Data to process:
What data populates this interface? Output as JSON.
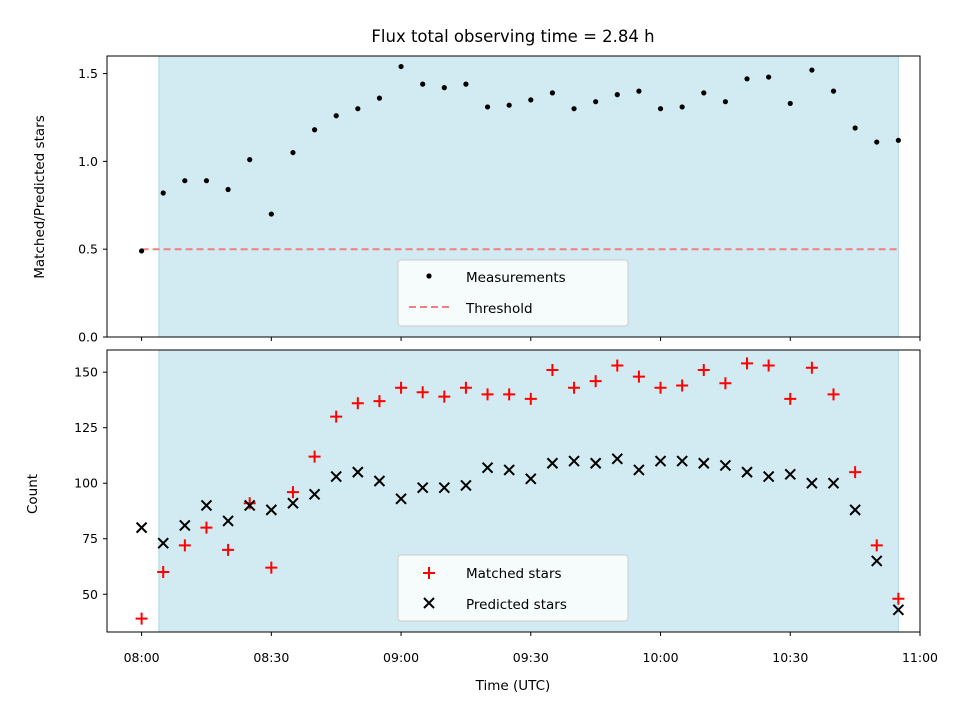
{
  "chart_data": [
    {
      "type": "scatter",
      "title": "Flux total observing time = 2.84 h",
      "ylabel": "Matched/Predicted stars",
      "xlabel": "",
      "xlim": [
        "07:52",
        "11:00"
      ],
      "ylim": [
        0,
        1.6
      ],
      "x_tick_labels": [],
      "y_ticks": [
        0.0,
        0.5,
        1.0,
        1.5
      ],
      "y_tick_labels": [
        "0.0",
        "0.5",
        "1.0",
        "1.5"
      ],
      "shaded_region": {
        "start": "08:04",
        "end": "10:55",
        "color": "#add8e6"
      },
      "threshold": {
        "name": "Threshold",
        "value": 0.5,
        "start": "08:00",
        "end": "10:55",
        "color": "#f08080",
        "style": "dashed"
      },
      "series": [
        {
          "name": "Measurements",
          "marker": "dot",
          "color": "#000000",
          "x": [
            "08:00",
            "08:05",
            "08:10",
            "08:15",
            "08:20",
            "08:25",
            "08:30",
            "08:35",
            "08:40",
            "08:45",
            "08:50",
            "08:55",
            "09:00",
            "09:05",
            "09:10",
            "09:15",
            "09:20",
            "09:25",
            "09:30",
            "09:35",
            "09:40",
            "09:45",
            "09:50",
            "09:55",
            "10:00",
            "10:05",
            "10:10",
            "10:15",
            "10:20",
            "10:25",
            "10:30",
            "10:35",
            "10:40",
            "10:45",
            "10:50",
            "10:55"
          ],
          "y": [
            0.49,
            0.82,
            0.89,
            0.89,
            0.84,
            1.01,
            0.7,
            1.05,
            1.18,
            1.26,
            1.3,
            1.36,
            1.54,
            1.44,
            1.42,
            1.44,
            1.31,
            1.32,
            1.35,
            1.39,
            1.3,
            1.34,
            1.38,
            1.4,
            1.3,
            1.31,
            1.39,
            1.34,
            1.47,
            1.48,
            1.33,
            1.52,
            1.4,
            1.19,
            1.11,
            1.12
          ]
        }
      ],
      "legend": {
        "placement": "lower center",
        "entries": [
          "Measurements",
          "Threshold"
        ]
      }
    },
    {
      "type": "scatter",
      "title": "",
      "ylabel": "Count",
      "xlabel": "Time (UTC)",
      "xlim": [
        "07:52",
        "11:00"
      ],
      "ylim": [
        33,
        160
      ],
      "x_ticks": [
        "08:00",
        "08:30",
        "09:00",
        "09:30",
        "10:00",
        "10:30",
        "11:00"
      ],
      "x_tick_labels": [
        "08:00",
        "08:30",
        "09:00",
        "09:30",
        "10:00",
        "10:30",
        "11:00"
      ],
      "y_ticks": [
        50,
        75,
        100,
        125,
        150
      ],
      "y_tick_labels": [
        "50",
        "75",
        "100",
        "125",
        "150"
      ],
      "shaded_region": {
        "start": "08:04",
        "end": "10:55",
        "color": "#add8e6"
      },
      "series": [
        {
          "name": "Matched stars",
          "marker": "plus",
          "color": "#ff0000",
          "x": [
            "08:00",
            "08:05",
            "08:10",
            "08:15",
            "08:20",
            "08:25",
            "08:30",
            "08:35",
            "08:40",
            "08:45",
            "08:50",
            "08:55",
            "09:00",
            "09:05",
            "09:10",
            "09:15",
            "09:20",
            "09:25",
            "09:30",
            "09:35",
            "09:40",
            "09:45",
            "09:50",
            "09:55",
            "10:00",
            "10:05",
            "10:10",
            "10:15",
            "10:20",
            "10:25",
            "10:30",
            "10:35",
            "10:40",
            "10:45",
            "10:50",
            "10:55"
          ],
          "y": [
            39,
            60,
            72,
            80,
            70,
            91,
            62,
            96,
            112,
            130,
            136,
            137,
            143,
            141,
            139,
            143,
            140,
            140,
            138,
            151,
            143,
            146,
            153,
            148,
            143,
            144,
            151,
            145,
            154,
            153,
            138,
            152,
            140,
            105,
            72,
            48
          ]
        },
        {
          "name": "Predicted stars",
          "marker": "x",
          "color": "#000000",
          "x": [
            "08:00",
            "08:05",
            "08:10",
            "08:15",
            "08:20",
            "08:25",
            "08:30",
            "08:35",
            "08:40",
            "08:45",
            "08:50",
            "08:55",
            "09:00",
            "09:05",
            "09:10",
            "09:15",
            "09:20",
            "09:25",
            "09:30",
            "09:35",
            "09:40",
            "09:45",
            "09:50",
            "09:55",
            "10:00",
            "10:05",
            "10:10",
            "10:15",
            "10:20",
            "10:25",
            "10:30",
            "10:35",
            "10:40",
            "10:45",
            "10:50",
            "10:55"
          ],
          "y": [
            80,
            73,
            81,
            90,
            83,
            90,
            88,
            91,
            95,
            103,
            105,
            101,
            93,
            98,
            98,
            99,
            107,
            106,
            102,
            109,
            110,
            109,
            111,
            106,
            110,
            110,
            109,
            108,
            105,
            103,
            104,
            100,
            100,
            88,
            65,
            43
          ]
        }
      ],
      "legend": {
        "placement": "lower center",
        "entries": [
          "Matched stars",
          "Predicted stars"
        ]
      }
    }
  ]
}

Stated goal:
Transcribe every entry above exactly. Omit all pictures.

Final answer:
What data populates this interface? Output as JSON.
{
  "chart_data": [
    {
      "type": "scatter",
      "title": "Flux total observing time = 2.84 h",
      "ylabel": "Matched/Predicted stars",
      "xlabel": "",
      "xlim": [
        "07:52",
        "11:00"
      ],
      "ylim": [
        0,
        1.6
      ],
      "x_tick_labels": [],
      "y_ticks": [
        0.0,
        0.5,
        1.0,
        1.5
      ],
      "y_tick_labels": [
        "0.0",
        "0.5",
        "1.0",
        "1.5"
      ],
      "shaded_region": {
        "start": "08:04",
        "end": "10:55",
        "color": "#add8e6"
      },
      "threshold": {
        "name": "Threshold",
        "value": 0.5,
        "start": "08:00",
        "end": "10:55",
        "color": "#f08080",
        "style": "dashed"
      },
      "series": [
        {
          "name": "Measurements",
          "marker": "dot",
          "color": "#000000",
          "x": [
            "08:00",
            "08:05",
            "08:10",
            "08:15",
            "08:20",
            "08:25",
            "08:30",
            "08:35",
            "08:40",
            "08:45",
            "08:50",
            "08:55",
            "09:00",
            "09:05",
            "09:10",
            "09:15",
            "09:20",
            "09:25",
            "09:30",
            "09:35",
            "09:40",
            "09:45",
            "09:50",
            "09:55",
            "10:00",
            "10:05",
            "10:10",
            "10:15",
            "10:20",
            "10:25",
            "10:30",
            "10:35",
            "10:40",
            "10:45",
            "10:50",
            "10:55"
          ],
          "y": [
            0.49,
            0.82,
            0.89,
            0.89,
            0.84,
            1.01,
            0.7,
            1.05,
            1.18,
            1.26,
            1.3,
            1.36,
            1.54,
            1.44,
            1.42,
            1.44,
            1.31,
            1.32,
            1.35,
            1.39,
            1.3,
            1.34,
            1.38,
            1.4,
            1.3,
            1.31,
            1.39,
            1.34,
            1.47,
            1.48,
            1.33,
            1.52,
            1.4,
            1.19,
            1.11,
            1.12
          ]
        }
      ],
      "legend": {
        "placement": "lower center",
        "entries": [
          "Measurements",
          "Threshold"
        ]
      }
    },
    {
      "type": "scatter",
      "title": "",
      "ylabel": "Count",
      "xlabel": "Time (UTC)",
      "xlim": [
        "07:52",
        "11:00"
      ],
      "ylim": [
        33,
        160
      ],
      "x_ticks": [
        "08:00",
        "08:30",
        "09:00",
        "09:30",
        "10:00",
        "10:30",
        "11:00"
      ],
      "x_tick_labels": [
        "08:00",
        "08:30",
        "09:00",
        "09:30",
        "10:00",
        "10:30",
        "11:00"
      ],
      "y_ticks": [
        50,
        75,
        100,
        125,
        150
      ],
      "y_tick_labels": [
        "50",
        "75",
        "100",
        "125",
        "150"
      ],
      "shaded_region": {
        "start": "08:04",
        "end": "10:55",
        "color": "#add8e6"
      },
      "series": [
        {
          "name": "Matched stars",
          "marker": "plus",
          "color": "#ff0000",
          "x": [
            "08:00",
            "08:05",
            "08:10",
            "08:15",
            "08:20",
            "08:25",
            "08:30",
            "08:35",
            "08:40",
            "08:45",
            "08:50",
            "08:55",
            "09:00",
            "09:05",
            "09:10",
            "09:15",
            "09:20",
            "09:25",
            "09:30",
            "09:35",
            "09:40",
            "09:45",
            "09:50",
            "09:55",
            "10:00",
            "10:05",
            "10:10",
            "10:15",
            "10:20",
            "10:25",
            "10:30",
            "10:35",
            "10:40",
            "10:45",
            "10:50",
            "10:55"
          ],
          "y": [
            39,
            60,
            72,
            80,
            70,
            91,
            62,
            96,
            112,
            130,
            136,
            137,
            143,
            141,
            139,
            143,
            140,
            140,
            138,
            151,
            143,
            146,
            153,
            148,
            143,
            144,
            151,
            145,
            154,
            153,
            138,
            152,
            140,
            105,
            72,
            48
          ]
        },
        {
          "name": "Predicted stars",
          "marker": "x",
          "color": "#000000",
          "x": [
            "08:00",
            "08:05",
            "08:10",
            "08:15",
            "08:20",
            "08:25",
            "08:30",
            "08:35",
            "08:40",
            "08:45",
            "08:50",
            "08:55",
            "09:00",
            "09:05",
            "09:10",
            "09:15",
            "09:20",
            "09:25",
            "09:30",
            "09:35",
            "09:40",
            "09:45",
            "09:50",
            "09:55",
            "10:00",
            "10:05",
            "10:10",
            "10:15",
            "10:20",
            "10:25",
            "10:30",
            "10:35",
            "10:40",
            "10:45",
            "10:50",
            "10:55"
          ],
          "y": [
            80,
            73,
            81,
            90,
            83,
            90,
            88,
            91,
            95,
            103,
            105,
            101,
            93,
            98,
            98,
            99,
            107,
            106,
            102,
            109,
            110,
            109,
            111,
            106,
            110,
            110,
            109,
            108,
            105,
            103,
            104,
            100,
            100,
            88,
            65,
            43
          ]
        }
      ],
      "legend": {
        "placement": "lower center",
        "entries": [
          "Matched stars",
          "Predicted stars"
        ]
      }
    }
  ]
}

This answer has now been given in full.